How many lines in this material include the string "frac"? Answer with the number and nothing further.
─── Listed records
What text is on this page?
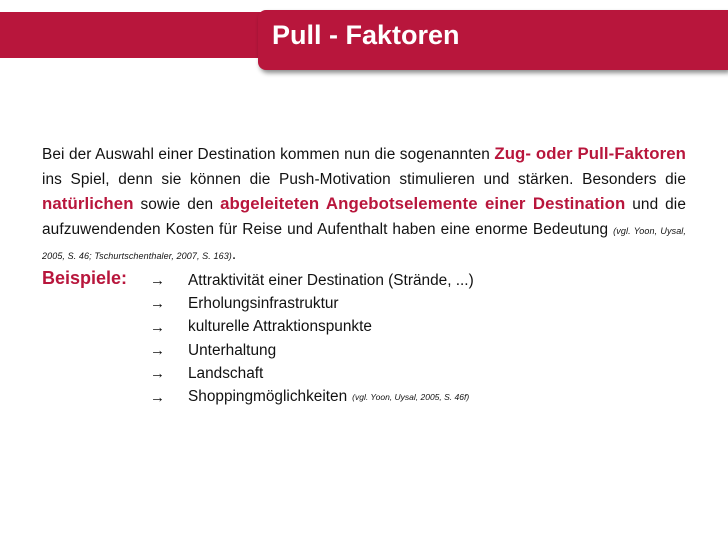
Pull - Faktoren

Bei der Auswahl einer Destination kommen nun die sogenannten Zug- oder Pull-Faktoren ins Spiel, denn sie können die Push-Motivation stimulieren und stärken. Besonders die natürlichen sowie den abgeleiteten Angebotselemente einer Destination und die aufzuwendenden Kosten für Reise und Aufenthalt haben eine enorme Bedeutung (vgl. Yoon, Uysal, 2005, S. 46; Tschurtschenthaler, 2007, S. 163).

Beispiele: →	Attraktivität einer Destination (Strände, ...)
→	Erholungsinfrastruktur
→	kulturelle Attraktionspunkte
→	Unterhaltung
→	Landschaft
→	Shoppingmöglichkeiten (vgl. Yoon, Uysal, 2005, S. 46f)
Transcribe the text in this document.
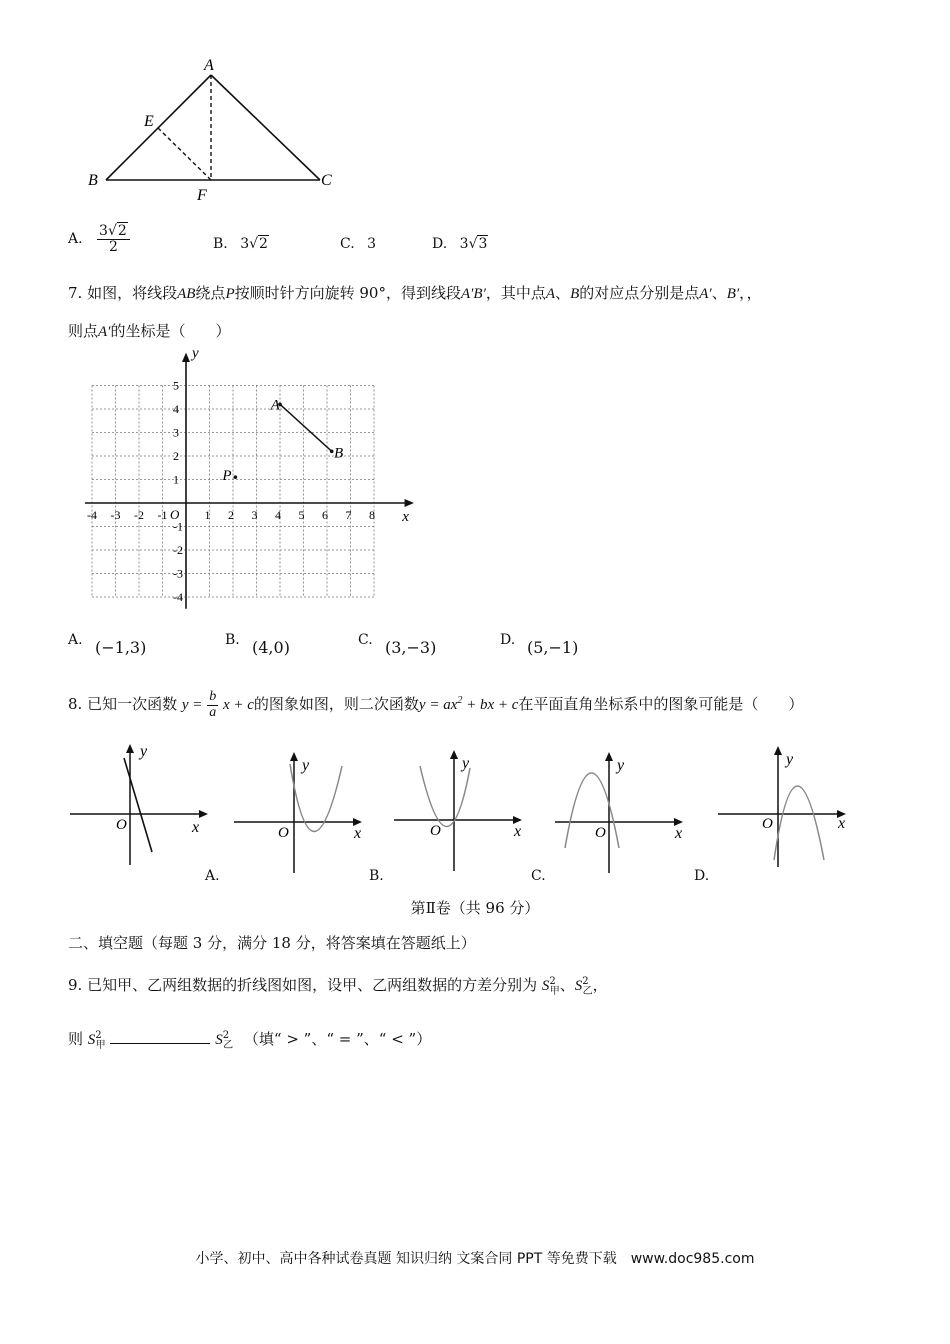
A
B	C
E
F
A. $\frac{3√2}{2}$	B. 3√2	C. 3	D. 3√3
7. 如图，将线段AB绕点P按顺时针方向旋转 90°，得到线段A′B′，其中点A、B的对应点分别是点A′、B′，，
则点A′的坐标是（　　）
-4 -3 -2 -1	1 2 3 4 5 6 7 8
5
4
3
2
1
-1
-2
-3
-4
O	x
y
A
B
P
A. (−1,3)	B. (4,0)	C. (3,−3)	D. (5,−1)
8. 已知一次函数 $y = \frac{b}{a}$ x + c的图象如图，则二次函数$y = ax^2$ + bx + c在平面直角坐标系中的图象可能是（　　）
y
x
O
y
x
O
A.
y
x
O
B.
y
x
O
C.
y
x
O
D.
第Ⅱ卷（共 96 分）
二、填空题（每题 3 分，满分 18 分，将答案填在答题纸上）
9. 已知甲、乙两组数据的折线图如图，设甲、乙两组数据的方差分别为 $S^2_甲$、$S^2_乙$，
则 $S^2_甲$	$S^2_乙$ （填“ > ”、“ = ”、“ < ”）
小学、初中、高中各种试卷真题 知识归纳 文案合同 PPT 等免费下载　www.doc985.com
──────
*Written solution*: 2